■ Supplied data ■
* Begin *

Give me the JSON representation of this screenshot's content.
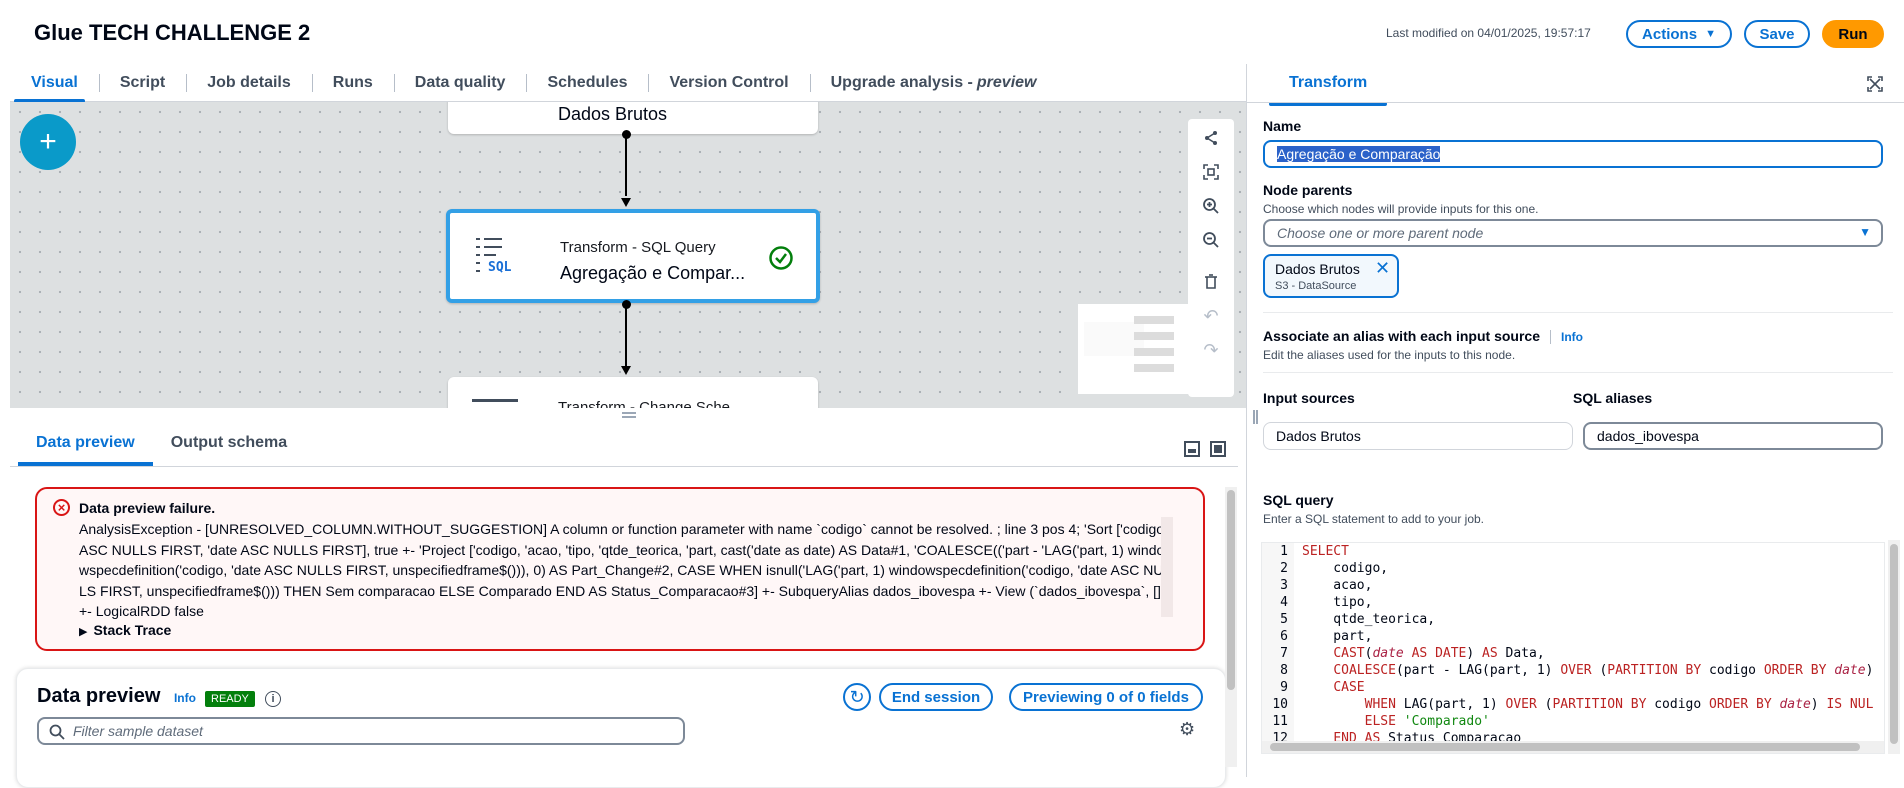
{
  "header": {
    "title": "Glue TECH CHALLENGE 2",
    "last_modified": "Last modified on 04/01/2025, 19:57:17",
    "actions_label": "Actions",
    "save_label": "Save",
    "run_label": "Run"
  },
  "tabs": [
    {
      "label": "Visual"
    },
    {
      "label": "Script"
    },
    {
      "label": "Job details"
    },
    {
      "label": "Runs"
    },
    {
      "label": "Data quality"
    },
    {
      "label": "Schedules"
    },
    {
      "label": "Version Control"
    },
    {
      "label": "Upgrade analysis -",
      "suffix": "preview"
    }
  ],
  "canvas": {
    "nodes": [
      {
        "type": "",
        "name": "Dados Brutos"
      },
      {
        "type": "Transform - SQL Query",
        "name": "Agregação e Compar..."
      },
      {
        "type": "Transform - Change Sche...",
        "name": ""
      }
    ]
  },
  "bottom_tabs": [
    {
      "label": "Data preview"
    },
    {
      "label": "Output schema"
    }
  ],
  "error": {
    "title": "Data preview failure.",
    "message": "AnalysisException - [UNRESOLVED_COLUMN.WITHOUT_SUGGESTION] A column or function parameter with name `codigo` cannot be resolved. ; line 3 pos 4; 'Sort ['codigo ASC NULLS FIRST, 'date ASC NULLS FIRST], true +- 'Project ['codigo, 'acao, 'tipo, 'qtde_teorica, 'part, cast('date as date) AS Data#1, 'COALESCE(('part - 'LAG('part, 1) windowspecdefinition('codigo, 'date ASC NULLS FIRST, unspecifiedframe$())), 0) AS Part_Change#2, CASE WHEN isnull('LAG('part, 1) windowspecdefinition('codigo, 'date ASC NULLS FIRST, unspecifiedframe$())) THEN Sem comparacao ELSE Comparado END AS Status_Comparacao#3] +- SubqueryAlias dados_ibovespa +- View (`dados_ibovespa`, []) +- LogicalRDD false",
    "stack_trace_label": "Stack Trace"
  },
  "data_preview": {
    "title": "Data preview",
    "info": "Info",
    "status": "READY",
    "end_session_label": "End session",
    "previewing_label": "Previewing 0 of 0 fields",
    "filter_placeholder": "Filter sample dataset"
  },
  "right_panel": {
    "tab_label": "Transform",
    "name_label": "Name",
    "name_value": "Agregação e Comparação",
    "parents_label": "Node parents",
    "parents_desc": "Choose which nodes will provide inputs for this one.",
    "parents_placeholder": "Choose one or more parent node",
    "token_name": "Dados Brutos",
    "token_sub": "S3 - DataSource",
    "alias_label": "Associate an alias with each input source",
    "alias_info": "Info",
    "alias_desc": "Edit the aliases used for the inputs to this node.",
    "input_sources_label": "Input sources",
    "sql_aliases_label": "SQL aliases",
    "input_source_value": "Dados Brutos",
    "sql_alias_value": "dados_ibovespa",
    "sql_query_label": "SQL query",
    "sql_query_desc": "Enter a SQL statement to add to your job."
  },
  "colors": {
    "accent": "#0972d3",
    "run": "#ff9900",
    "error": "#d91515",
    "ready": "#037f0c",
    "canvas_bg": "#dde0e1",
    "node_selected": "#33a0e6"
  }
}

* End *

■ Requirements ■
Scan the material above. Extract every line in which the word "Agregação" occurs.

■ Exercise solution ■
        "name": "Agregação e Compar..."
    "name_value": "Agregação e Comparação",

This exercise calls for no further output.